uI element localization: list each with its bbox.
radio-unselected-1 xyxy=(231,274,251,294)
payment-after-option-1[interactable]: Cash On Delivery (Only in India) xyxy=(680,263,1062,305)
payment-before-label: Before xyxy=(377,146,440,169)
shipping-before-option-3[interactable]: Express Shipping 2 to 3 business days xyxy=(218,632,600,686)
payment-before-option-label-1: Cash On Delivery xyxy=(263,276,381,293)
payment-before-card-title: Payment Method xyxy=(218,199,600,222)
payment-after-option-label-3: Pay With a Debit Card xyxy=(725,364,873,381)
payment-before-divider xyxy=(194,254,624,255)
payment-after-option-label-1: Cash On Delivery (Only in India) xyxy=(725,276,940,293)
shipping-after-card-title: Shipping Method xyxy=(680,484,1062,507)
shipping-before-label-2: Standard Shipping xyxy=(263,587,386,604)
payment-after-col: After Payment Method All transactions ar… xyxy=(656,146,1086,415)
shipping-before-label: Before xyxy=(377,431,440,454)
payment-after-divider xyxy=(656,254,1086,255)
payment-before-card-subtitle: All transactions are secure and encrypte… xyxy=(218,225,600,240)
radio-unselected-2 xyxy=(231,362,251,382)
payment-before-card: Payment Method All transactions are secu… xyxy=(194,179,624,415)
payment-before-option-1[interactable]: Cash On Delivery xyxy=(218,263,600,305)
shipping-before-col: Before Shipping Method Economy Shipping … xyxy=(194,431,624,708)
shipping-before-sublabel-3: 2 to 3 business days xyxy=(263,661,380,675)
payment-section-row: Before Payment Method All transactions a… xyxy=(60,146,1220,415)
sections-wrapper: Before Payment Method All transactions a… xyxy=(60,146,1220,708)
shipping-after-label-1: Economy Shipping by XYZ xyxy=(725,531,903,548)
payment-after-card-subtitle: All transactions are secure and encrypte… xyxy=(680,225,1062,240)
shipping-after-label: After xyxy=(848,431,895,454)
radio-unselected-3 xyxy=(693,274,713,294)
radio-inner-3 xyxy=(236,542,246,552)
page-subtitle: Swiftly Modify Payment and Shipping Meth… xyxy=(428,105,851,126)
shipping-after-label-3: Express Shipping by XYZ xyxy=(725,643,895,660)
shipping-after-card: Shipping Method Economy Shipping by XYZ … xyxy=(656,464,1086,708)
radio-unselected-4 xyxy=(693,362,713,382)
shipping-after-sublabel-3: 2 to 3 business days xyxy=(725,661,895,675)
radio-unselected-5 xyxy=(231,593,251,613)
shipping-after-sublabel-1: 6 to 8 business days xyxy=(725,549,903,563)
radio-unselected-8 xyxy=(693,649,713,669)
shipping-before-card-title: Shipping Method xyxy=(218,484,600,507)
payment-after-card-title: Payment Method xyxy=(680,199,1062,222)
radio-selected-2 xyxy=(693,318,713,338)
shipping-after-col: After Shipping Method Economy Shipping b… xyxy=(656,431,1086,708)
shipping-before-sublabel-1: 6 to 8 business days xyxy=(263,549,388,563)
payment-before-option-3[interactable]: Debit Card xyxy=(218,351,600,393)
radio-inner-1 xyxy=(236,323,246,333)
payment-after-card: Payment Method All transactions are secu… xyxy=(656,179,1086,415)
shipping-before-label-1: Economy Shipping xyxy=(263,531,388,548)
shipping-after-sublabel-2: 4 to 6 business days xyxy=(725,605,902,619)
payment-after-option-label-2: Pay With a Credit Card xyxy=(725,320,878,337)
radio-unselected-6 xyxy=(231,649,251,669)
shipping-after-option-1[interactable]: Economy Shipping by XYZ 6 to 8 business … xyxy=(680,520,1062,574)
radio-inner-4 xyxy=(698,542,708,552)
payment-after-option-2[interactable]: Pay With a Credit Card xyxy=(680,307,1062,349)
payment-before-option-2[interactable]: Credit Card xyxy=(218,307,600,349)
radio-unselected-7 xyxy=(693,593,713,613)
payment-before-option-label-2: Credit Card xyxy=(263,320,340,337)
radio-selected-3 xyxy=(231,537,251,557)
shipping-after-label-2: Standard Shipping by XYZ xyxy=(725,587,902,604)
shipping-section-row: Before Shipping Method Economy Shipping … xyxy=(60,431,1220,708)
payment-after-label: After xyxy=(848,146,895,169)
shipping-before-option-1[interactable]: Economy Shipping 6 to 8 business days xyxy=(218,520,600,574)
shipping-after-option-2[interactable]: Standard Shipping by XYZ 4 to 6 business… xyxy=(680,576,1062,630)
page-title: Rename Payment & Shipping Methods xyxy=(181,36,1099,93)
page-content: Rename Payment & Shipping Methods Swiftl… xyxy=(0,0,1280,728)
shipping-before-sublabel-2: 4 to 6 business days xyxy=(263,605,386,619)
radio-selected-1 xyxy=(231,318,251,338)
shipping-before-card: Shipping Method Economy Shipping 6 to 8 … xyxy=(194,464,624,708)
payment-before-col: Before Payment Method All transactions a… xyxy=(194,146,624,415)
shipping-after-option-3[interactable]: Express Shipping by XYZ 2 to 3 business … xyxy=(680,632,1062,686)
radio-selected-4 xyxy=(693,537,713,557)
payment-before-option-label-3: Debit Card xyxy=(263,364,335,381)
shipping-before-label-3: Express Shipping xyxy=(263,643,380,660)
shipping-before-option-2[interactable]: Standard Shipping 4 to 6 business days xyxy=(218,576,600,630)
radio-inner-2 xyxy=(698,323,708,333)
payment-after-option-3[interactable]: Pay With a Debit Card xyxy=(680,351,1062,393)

-- -- --

WRITTEN PROBLEM> Return every item above unchanged, line for line.

TASK SOLUTION>
uI element localization: list each with its bbox.
radio-unselected-1 xyxy=(231,274,251,294)
payment-after-option-1[interactable]: Cash On Delivery (Only in India) xyxy=(680,263,1062,305)
payment-before-label: Before xyxy=(377,146,440,169)
shipping-before-option-3[interactable]: Express Shipping 2 to 3 business days xyxy=(218,632,600,686)
payment-before-option-label-1: Cash On Delivery xyxy=(263,276,381,293)
payment-before-card-title: Payment Method xyxy=(218,199,600,222)
payment-after-option-label-3: Pay With a Debit Card xyxy=(725,364,873,381)
payment-before-divider xyxy=(194,254,624,255)
payment-after-option-label-1: Cash On Delivery (Only in India) xyxy=(725,276,940,293)
shipping-after-card-title: Shipping Method xyxy=(680,484,1062,507)
shipping-before-label-2: Standard Shipping xyxy=(263,587,386,604)
payment-after-col: After Payment Method All transactions ar… xyxy=(656,146,1086,415)
shipping-before-label: Before xyxy=(377,431,440,454)
payment-after-divider xyxy=(656,254,1086,255)
payment-before-card-subtitle: All transactions are secure and encrypte… xyxy=(218,225,600,240)
radio-unselected-2 xyxy=(231,362,251,382)
payment-before-card: Payment Method All transactions are secu… xyxy=(194,179,624,415)
payment-before-option-1[interactable]: Cash On Delivery xyxy=(218,263,600,305)
shipping-before-col: Before Shipping Method Economy Shipping … xyxy=(194,431,624,708)
shipping-before-sublabel-3: 2 to 3 business days xyxy=(263,661,380,675)
payment-section-row: Before Payment Method All transactions a… xyxy=(60,146,1220,415)
sections-wrapper: Before Payment Method All transactions a… xyxy=(60,146,1220,708)
shipping-after-label-1: Economy Shipping by XYZ xyxy=(725,531,903,548)
payment-after-card-subtitle: All transactions are secure and encrypte… xyxy=(680,225,1062,240)
shipping-after-label: After xyxy=(848,431,895,454)
radio-unselected-3 xyxy=(693,274,713,294)
radio-inner-3 xyxy=(236,542,246,552)
page-subtitle: Swiftly Modify Payment and Shipping Meth… xyxy=(428,105,851,126)
shipping-after-label-3: Express Shipping by XYZ xyxy=(725,643,895,660)
shipping-after-card: Shipping Method Economy Shipping by XYZ … xyxy=(656,464,1086,708)
radio-unselected-4 xyxy=(693,362,713,382)
shipping-after-sublabel-3: 2 to 3 business days xyxy=(725,661,895,675)
radio-unselected-5 xyxy=(231,593,251,613)
shipping-after-sublabel-1: 6 to 8 business days xyxy=(725,549,903,563)
radio-unselected-8 xyxy=(693,649,713,669)
shipping-before-card-title: Shipping Method xyxy=(218,484,600,507)
payment-after-card-title: Payment Method xyxy=(680,199,1062,222)
radio-selected-2 xyxy=(693,318,713,338)
shipping-after-col: After Shipping Method Economy Shipping b… xyxy=(656,431,1086,708)
shipping-before-sublabel-1: 6 to 8 business days xyxy=(263,549,388,563)
payment-before-option-3[interactable]: Debit Card xyxy=(218,351,600,393)
radio-inner-1 xyxy=(236,323,246,333)
payment-after-card: Payment Method All transactions are secu… xyxy=(656,179,1086,415)
shipping-before-label-1: Economy Shipping xyxy=(263,531,388,548)
shipping-after-sublabel-2: 4 to 6 business days xyxy=(725,605,902,619)
payment-after-option-label-2: Pay With a Credit Card xyxy=(725,320,878,337)
radio-unselected-6 xyxy=(231,649,251,669)
shipping-after-option-1[interactable]: Economy Shipping by XYZ 6 to 8 business … xyxy=(680,520,1062,574)
radio-inner-4 xyxy=(698,542,708,552)
payment-after-option-2[interactable]: Pay With a Credit Card xyxy=(680,307,1062,349)
payment-before-option-2[interactable]: Credit Card xyxy=(218,307,600,349)
radio-unselected-7 xyxy=(693,593,713,613)
payment-before-option-label-2: Credit Card xyxy=(263,320,340,337)
radio-selected-3 xyxy=(231,537,251,557)
shipping-after-label-2: Standard Shipping by XYZ xyxy=(725,587,902,604)
shipping-section-row: Before Shipping Method Economy Shipping … xyxy=(60,431,1220,708)
payment-after-label: After xyxy=(848,146,895,169)
shipping-before-option-1[interactable]: Economy Shipping 6 to 8 business days xyxy=(218,520,600,574)
shipping-after-option-2[interactable]: Standard Shipping by XYZ 4 to 6 business… xyxy=(680,576,1062,630)
page-title: Rename Payment & Shipping Methods xyxy=(181,36,1099,93)
page-content: Rename Payment & Shipping Methods Swiftl… xyxy=(0,0,1280,728)
shipping-before-sublabel-2: 4 to 6 business days xyxy=(263,605,386,619)
radio-selected-1 xyxy=(231,318,251,338)
shipping-before-card: Shipping Method Economy Shipping 6 to 8 … xyxy=(194,464,624,708)
payment-before-col: Before Payment Method All transactions a… xyxy=(194,146,624,415)
shipping-after-option-3[interactable]: Express Shipping by XYZ 2 to 3 business … xyxy=(680,632,1062,686)
radio-selected-4 xyxy=(693,537,713,557)
payment-before-option-label-3: Debit Card xyxy=(263,364,335,381)
shipping-before-label-3: Express Shipping xyxy=(263,643,380,660)
shipping-before-option-2[interactable]: Standard Shipping 4 to 6 business days xyxy=(218,576,600,630)
radio-inner-2 xyxy=(698,323,708,333)
payment-after-option-3[interactable]: Pay With a Debit Card xyxy=(680,351,1062,393)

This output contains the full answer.